**What you will do**
Extract, from the listing that follows, each line containing the word "Introns".

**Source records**
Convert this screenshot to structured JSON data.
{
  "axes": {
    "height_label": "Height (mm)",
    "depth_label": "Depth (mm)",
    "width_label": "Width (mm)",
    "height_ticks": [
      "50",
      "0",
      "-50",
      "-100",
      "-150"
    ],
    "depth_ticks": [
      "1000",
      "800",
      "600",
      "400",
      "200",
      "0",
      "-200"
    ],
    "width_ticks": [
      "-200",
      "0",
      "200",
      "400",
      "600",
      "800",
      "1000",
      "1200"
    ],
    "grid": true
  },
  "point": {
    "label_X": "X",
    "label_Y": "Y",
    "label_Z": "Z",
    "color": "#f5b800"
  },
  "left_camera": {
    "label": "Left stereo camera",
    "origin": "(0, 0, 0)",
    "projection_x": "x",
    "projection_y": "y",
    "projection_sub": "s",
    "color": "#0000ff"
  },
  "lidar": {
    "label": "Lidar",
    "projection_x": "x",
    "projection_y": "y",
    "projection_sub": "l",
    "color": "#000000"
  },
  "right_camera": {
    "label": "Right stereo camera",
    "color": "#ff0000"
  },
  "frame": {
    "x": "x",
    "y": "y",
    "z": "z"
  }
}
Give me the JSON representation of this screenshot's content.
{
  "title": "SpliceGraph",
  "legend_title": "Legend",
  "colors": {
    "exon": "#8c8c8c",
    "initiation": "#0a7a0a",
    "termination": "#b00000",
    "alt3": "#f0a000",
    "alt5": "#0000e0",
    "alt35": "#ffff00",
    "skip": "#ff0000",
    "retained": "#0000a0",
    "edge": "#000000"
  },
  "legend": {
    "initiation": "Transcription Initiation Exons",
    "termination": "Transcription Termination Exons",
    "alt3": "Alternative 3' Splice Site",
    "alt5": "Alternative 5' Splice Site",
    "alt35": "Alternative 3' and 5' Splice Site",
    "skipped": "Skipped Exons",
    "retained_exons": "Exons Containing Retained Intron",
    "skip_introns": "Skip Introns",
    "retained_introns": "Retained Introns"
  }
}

**Task output**
    "skip_introns": "Skip Introns",
    "retained_introns": "Retained Introns"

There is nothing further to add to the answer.